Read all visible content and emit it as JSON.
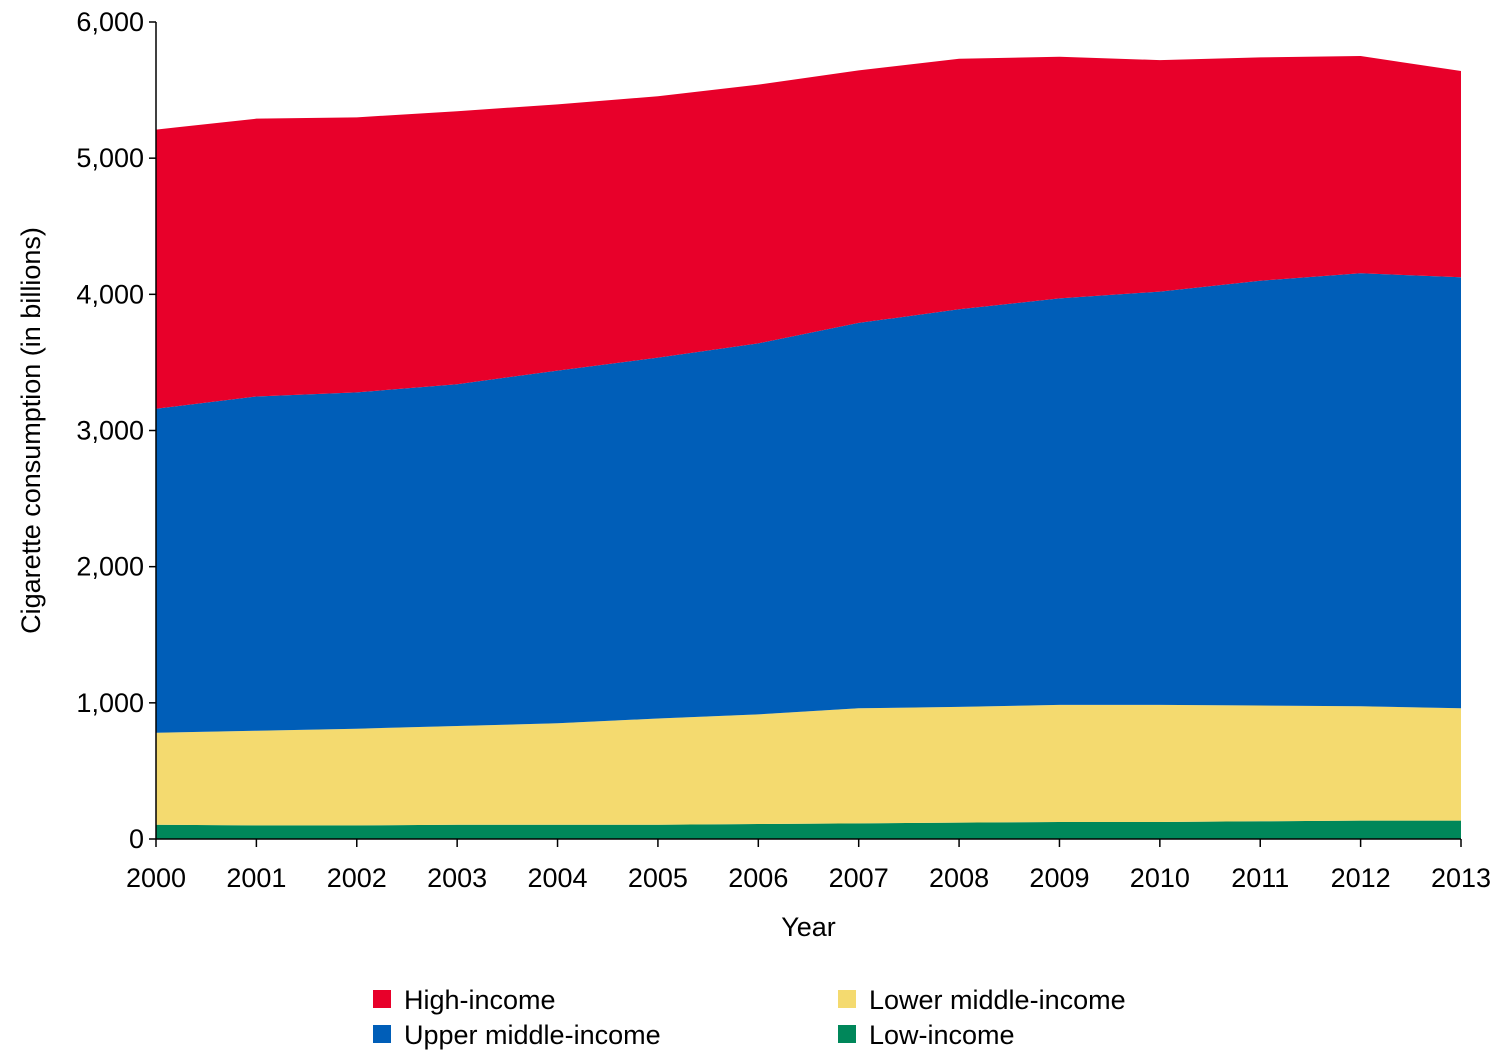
{
  "chart_data": {
    "type": "area",
    "stacked": true,
    "title": "",
    "xlabel": "Year",
    "ylabel": "Cigarette consumption (in billions)",
    "x": [
      2000,
      2001,
      2002,
      2003,
      2004,
      2005,
      2006,
      2007,
      2008,
      2009,
      2010,
      2011,
      2012,
      2013
    ],
    "x_tick_labels": [
      "2000",
      "2001",
      "2002",
      "2003",
      "2004",
      "2005",
      "2006",
      "2007",
      "2008",
      "2009",
      "2010",
      "2011",
      "2012",
      "2013"
    ],
    "ylim": [
      0,
      6000
    ],
    "y_ticks": [
      0,
      1000,
      2000,
      3000,
      4000,
      5000,
      6000
    ],
    "y_tick_labels": [
      "0",
      "1,000",
      "2,000",
      "3,000",
      "4,000",
      "5,000",
      "6,000"
    ],
    "grid": false,
    "legend_position": "bottom",
    "series": [
      {
        "name": "Low-income",
        "color": "#00875A",
        "values": [
          105,
          100,
          100,
          105,
          105,
          105,
          110,
          115,
          120,
          125,
          125,
          130,
          135,
          135
        ]
      },
      {
        "name": "Lower middle-income",
        "color": "#F4DA6F",
        "values": [
          675,
          695,
          710,
          725,
          745,
          780,
          805,
          845,
          850,
          860,
          860,
          850,
          840,
          825
        ]
      },
      {
        "name": "Upper middle-income",
        "color": "#005EB8",
        "values": [
          2380,
          2455,
          2470,
          2510,
          2590,
          2650,
          2725,
          2830,
          2920,
          2985,
          3035,
          3120,
          3180,
          3165
        ]
      },
      {
        "name": "High-income",
        "color": "#E8002A",
        "values": [
          2050,
          2040,
          2020,
          2005,
          1955,
          1920,
          1900,
          1855,
          1840,
          1775,
          1700,
          1640,
          1595,
          1515
        ]
      }
    ],
    "legend": [
      {
        "label": "High-income",
        "color": "#E8002A"
      },
      {
        "label": "Lower middle-income",
        "color": "#F4DA6F"
      },
      {
        "label": "Upper middle-income",
        "color": "#005EB8"
      },
      {
        "label": "Low-income",
        "color": "#00875A"
      }
    ]
  }
}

========================================

Return the listing above word for word, with the pictures removed.

• [The solution]
Read all visible content and emit it as JSON.
{
  "chart_data": {
    "type": "area",
    "stacked": true,
    "title": "",
    "xlabel": "Year",
    "ylabel": "Cigarette consumption (in billions)",
    "x": [
      2000,
      2001,
      2002,
      2003,
      2004,
      2005,
      2006,
      2007,
      2008,
      2009,
      2010,
      2011,
      2012,
      2013
    ],
    "x_tick_labels": [
      "2000",
      "2001",
      "2002",
      "2003",
      "2004",
      "2005",
      "2006",
      "2007",
      "2008",
      "2009",
      "2010",
      "2011",
      "2012",
      "2013"
    ],
    "ylim": [
      0,
      6000
    ],
    "y_ticks": [
      0,
      1000,
      2000,
      3000,
      4000,
      5000,
      6000
    ],
    "y_tick_labels": [
      "0",
      "1,000",
      "2,000",
      "3,000",
      "4,000",
      "5,000",
      "6,000"
    ],
    "grid": false,
    "legend_position": "bottom",
    "series": [
      {
        "name": "Low-income",
        "color": "#00875A",
        "values": [
          105,
          100,
          100,
          105,
          105,
          105,
          110,
          115,
          120,
          125,
          125,
          130,
          135,
          135
        ]
      },
      {
        "name": "Lower middle-income",
        "color": "#F4DA6F",
        "values": [
          675,
          695,
          710,
          725,
          745,
          780,
          805,
          845,
          850,
          860,
          860,
          850,
          840,
          825
        ]
      },
      {
        "name": "Upper middle-income",
        "color": "#005EB8",
        "values": [
          2380,
          2455,
          2470,
          2510,
          2590,
          2650,
          2725,
          2830,
          2920,
          2985,
          3035,
          3120,
          3180,
          3165
        ]
      },
      {
        "name": "High-income",
        "color": "#E8002A",
        "values": [
          2050,
          2040,
          2020,
          2005,
          1955,
          1920,
          1900,
          1855,
          1840,
          1775,
          1700,
          1640,
          1595,
          1515
        ]
      }
    ],
    "legend": [
      {
        "label": "High-income",
        "color": "#E8002A"
      },
      {
        "label": "Lower middle-income",
        "color": "#F4DA6F"
      },
      {
        "label": "Upper middle-income",
        "color": "#005EB8"
      },
      {
        "label": "Low-income",
        "color": "#00875A"
      }
    ]
  }
}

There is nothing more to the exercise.